# swift/bessacarr tv bracket



## cje101

just purchased a bessacarr e660, there is a bracket in the lounge and one in the bedroom both are next to the 12 volt/240 volt and aerial connections, I am presuming they are some type of bracket for a tv however I can't understand how to fix to the bracket. Can anyone shed any light?


----------



## premiermotorhomes

Please see the attached images below, as this is what Swifts part system identifies as having been the factory fitted TV bracket for your motorhome, however it's quite possible this was only fitted in one location and the second bracket location may have been added at a later date.

If you can post some photos of what you have that will help us greatly in assisting you.

Regards,
Chris


----------



## cje101

Chris,
we have the second picture fitted to the walls in both areas, but we don't have the piece shown in the first picture, any ideas where we can get one from?


----------



## Pudsey_Bear

It's probably easiest to go to your local caravan MH dealer and look inside their stock for a similar bracket to yours, then buy a new one, it doesn't have to be the same one, it just needs to fit easily and support your TV properly, and fit inside the cupboard.


----------



## premiermotorhomes

Good morning Cje101, 

The part shown in the second photo is already attached to the wall, as this bracket is the quick release mechanism to allow the main bracket in photo one to click on and click off so you won't need this part.

You say you don't understand how to fix the bracket, can you elaborate on this as all you need to do with both these brackets in situ is to screw the TV using its VESA mounting holes to the bracket.

Regards,
Chris


----------



## aircool

premiermotorhomes said:


> Please see the attached images below, as this is what Swifts part system identifies as having been the factory fitted TV bracket for your motorhome, however it's quite possible this was only fitted in one location and the second bracket location may have been added at a later date.
> 
> If you can post some photos of what you have that will help us greatly in assisting you.
> 
> Regards,
> Chris


The second one looks like a Vision Plus TV bracket in silver.

Edit - they both do even.


----------



## cje101

Chris,

I got the picturers mixed up, we have the quick release bracket fixed to the wall, it is the arm that fixes to the rear of the TV and into the quick release bracket that we are missing.


----------



## premiermotorhomes

GOod afternoon Cje101,

The brackets you need are listed here: http://www.visionplus.co.uk/shop/tv-wall-brackets/

You can use the following link to locate your local dealer http://www.visionplus.co.uk/info/where-to-buy/

Regards,
Chris


----------



## Rocles

premiermotorhomes said:


> Please see the attached images below, as this is what Swifts part system identifies as having been the factory fitted TV bracket for your motorhome, however it's quite possible this was only fitted in one location and the second bracket location may have been added at a later date.
> 
> If you can post some photos of what you have that will help us greatly in assisting you.
__________________________________________________
**TASKS FOR THIS EXERCISE:**
(A) List every distinct username that posts in the TV bracket thread.
(B) Reproduce word for word the passage of the TV bracket thread starting at "Edit - they" and ending at "we are missing.".
The material after the TV bracket thread comes from a separate source.

**DATA SHOWN:**
__________________________________________________
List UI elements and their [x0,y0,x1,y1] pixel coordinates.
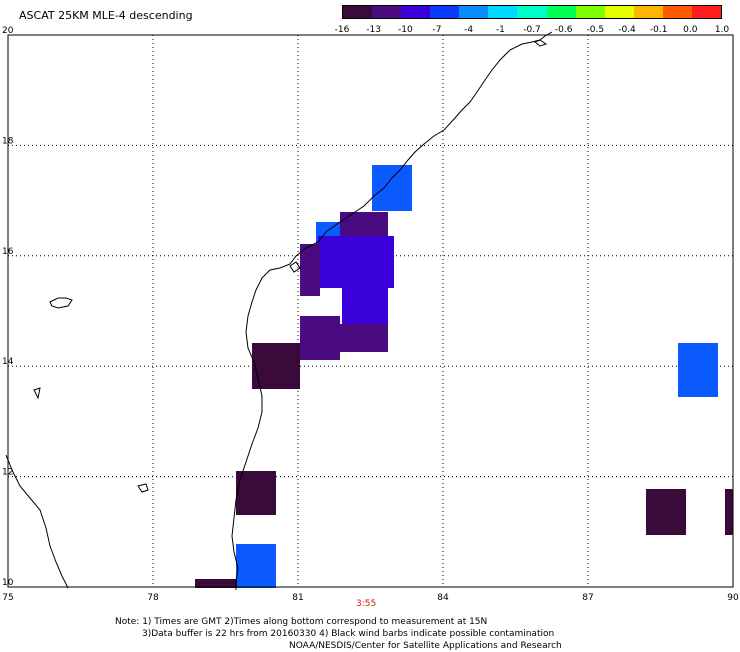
__________________________________________________
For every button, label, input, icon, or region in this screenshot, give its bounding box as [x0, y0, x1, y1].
__________________________________________________
**RESULTS OF THE TASKS:**
(A)
cje101
premiermotorhomes
Pudsey_Bear
aircool
Rocles

(B)
Edit - they both do even.


----------



## cje101

Chris,

I got the picturers mixed up, we have the quick release bracket fixed to the wall, it is the arm that fixes to the rear of the TV and into the quick release bracket that we are missing.